===== Data rows
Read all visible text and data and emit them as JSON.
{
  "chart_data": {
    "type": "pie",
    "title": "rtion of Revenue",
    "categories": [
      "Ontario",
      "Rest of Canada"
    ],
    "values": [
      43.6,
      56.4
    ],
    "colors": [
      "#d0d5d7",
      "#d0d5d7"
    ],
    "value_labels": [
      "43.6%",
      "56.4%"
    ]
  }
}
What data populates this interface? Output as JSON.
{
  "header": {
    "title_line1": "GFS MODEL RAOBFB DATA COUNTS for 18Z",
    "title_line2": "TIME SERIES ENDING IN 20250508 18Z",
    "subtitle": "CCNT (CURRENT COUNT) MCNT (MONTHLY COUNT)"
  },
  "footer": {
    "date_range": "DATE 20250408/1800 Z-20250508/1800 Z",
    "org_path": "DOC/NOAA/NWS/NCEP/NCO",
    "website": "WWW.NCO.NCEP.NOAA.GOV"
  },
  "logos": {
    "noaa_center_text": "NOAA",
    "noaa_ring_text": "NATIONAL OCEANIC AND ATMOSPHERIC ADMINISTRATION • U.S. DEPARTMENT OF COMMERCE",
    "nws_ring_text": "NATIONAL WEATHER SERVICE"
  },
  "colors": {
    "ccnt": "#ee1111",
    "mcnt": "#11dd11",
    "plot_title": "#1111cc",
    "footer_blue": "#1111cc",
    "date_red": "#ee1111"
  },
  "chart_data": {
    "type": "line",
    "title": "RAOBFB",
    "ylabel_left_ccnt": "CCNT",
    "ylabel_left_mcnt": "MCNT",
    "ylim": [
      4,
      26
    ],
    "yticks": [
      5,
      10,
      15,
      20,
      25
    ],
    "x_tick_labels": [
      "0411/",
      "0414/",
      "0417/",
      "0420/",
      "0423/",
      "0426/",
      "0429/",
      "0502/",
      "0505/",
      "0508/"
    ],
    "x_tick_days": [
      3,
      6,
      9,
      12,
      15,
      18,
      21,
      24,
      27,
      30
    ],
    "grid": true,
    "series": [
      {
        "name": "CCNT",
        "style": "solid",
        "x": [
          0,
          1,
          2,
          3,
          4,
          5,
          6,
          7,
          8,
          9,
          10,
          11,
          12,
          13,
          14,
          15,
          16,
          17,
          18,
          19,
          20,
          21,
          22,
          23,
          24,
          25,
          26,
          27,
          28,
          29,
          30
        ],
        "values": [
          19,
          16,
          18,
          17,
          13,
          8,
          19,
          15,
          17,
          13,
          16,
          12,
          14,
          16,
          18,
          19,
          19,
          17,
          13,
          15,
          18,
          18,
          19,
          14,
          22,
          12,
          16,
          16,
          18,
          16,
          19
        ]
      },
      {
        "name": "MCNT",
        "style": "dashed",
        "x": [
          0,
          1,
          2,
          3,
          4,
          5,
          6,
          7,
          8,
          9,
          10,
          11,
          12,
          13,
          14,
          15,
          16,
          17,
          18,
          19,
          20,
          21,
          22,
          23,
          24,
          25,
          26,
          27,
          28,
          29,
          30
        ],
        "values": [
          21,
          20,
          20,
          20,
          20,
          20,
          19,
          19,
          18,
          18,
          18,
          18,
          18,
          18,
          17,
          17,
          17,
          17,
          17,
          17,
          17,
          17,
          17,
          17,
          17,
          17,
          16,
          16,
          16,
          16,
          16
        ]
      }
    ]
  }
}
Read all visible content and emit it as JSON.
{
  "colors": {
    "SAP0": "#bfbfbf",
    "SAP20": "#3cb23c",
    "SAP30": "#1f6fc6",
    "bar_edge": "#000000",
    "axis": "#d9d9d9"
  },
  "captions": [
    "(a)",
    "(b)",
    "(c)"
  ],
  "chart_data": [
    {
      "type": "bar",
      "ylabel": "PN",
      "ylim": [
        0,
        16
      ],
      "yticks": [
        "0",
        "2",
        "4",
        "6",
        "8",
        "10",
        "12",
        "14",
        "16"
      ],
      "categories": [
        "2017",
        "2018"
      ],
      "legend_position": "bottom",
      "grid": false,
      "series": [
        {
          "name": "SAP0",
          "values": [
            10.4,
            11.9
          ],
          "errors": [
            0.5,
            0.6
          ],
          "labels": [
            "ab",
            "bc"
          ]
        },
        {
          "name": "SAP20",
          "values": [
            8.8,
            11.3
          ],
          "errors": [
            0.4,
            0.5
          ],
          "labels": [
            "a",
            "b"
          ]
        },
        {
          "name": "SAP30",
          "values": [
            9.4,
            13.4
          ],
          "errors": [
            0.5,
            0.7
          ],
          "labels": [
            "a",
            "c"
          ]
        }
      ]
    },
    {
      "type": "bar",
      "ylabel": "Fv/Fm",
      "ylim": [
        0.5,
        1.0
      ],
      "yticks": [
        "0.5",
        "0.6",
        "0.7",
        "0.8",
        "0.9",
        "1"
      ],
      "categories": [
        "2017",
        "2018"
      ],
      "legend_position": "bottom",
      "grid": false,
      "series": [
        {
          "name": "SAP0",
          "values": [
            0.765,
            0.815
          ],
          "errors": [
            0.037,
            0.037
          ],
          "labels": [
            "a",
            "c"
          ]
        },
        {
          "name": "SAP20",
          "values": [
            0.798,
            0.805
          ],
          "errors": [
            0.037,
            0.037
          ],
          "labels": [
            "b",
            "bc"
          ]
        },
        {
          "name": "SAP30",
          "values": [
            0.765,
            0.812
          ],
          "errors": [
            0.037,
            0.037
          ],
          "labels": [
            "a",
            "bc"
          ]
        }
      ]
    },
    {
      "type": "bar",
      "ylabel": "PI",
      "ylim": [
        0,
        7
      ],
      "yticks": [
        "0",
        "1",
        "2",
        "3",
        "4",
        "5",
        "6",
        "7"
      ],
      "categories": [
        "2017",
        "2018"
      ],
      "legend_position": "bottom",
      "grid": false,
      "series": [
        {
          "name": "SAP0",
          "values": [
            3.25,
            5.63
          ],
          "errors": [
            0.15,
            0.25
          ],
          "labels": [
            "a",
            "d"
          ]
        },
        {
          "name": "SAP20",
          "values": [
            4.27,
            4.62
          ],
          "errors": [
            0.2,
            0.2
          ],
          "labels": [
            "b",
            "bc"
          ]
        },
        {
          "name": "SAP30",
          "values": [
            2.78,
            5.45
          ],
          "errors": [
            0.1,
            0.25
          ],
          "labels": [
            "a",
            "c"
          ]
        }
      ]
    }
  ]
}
==========
- [To do] Identify and copy lines that hold the string "RAOBFB".

- [Correct result]
    "title_line1": "GFS MODEL RAOBFB DATA COUNTS for 18Z",
    "title": "RAOBFB",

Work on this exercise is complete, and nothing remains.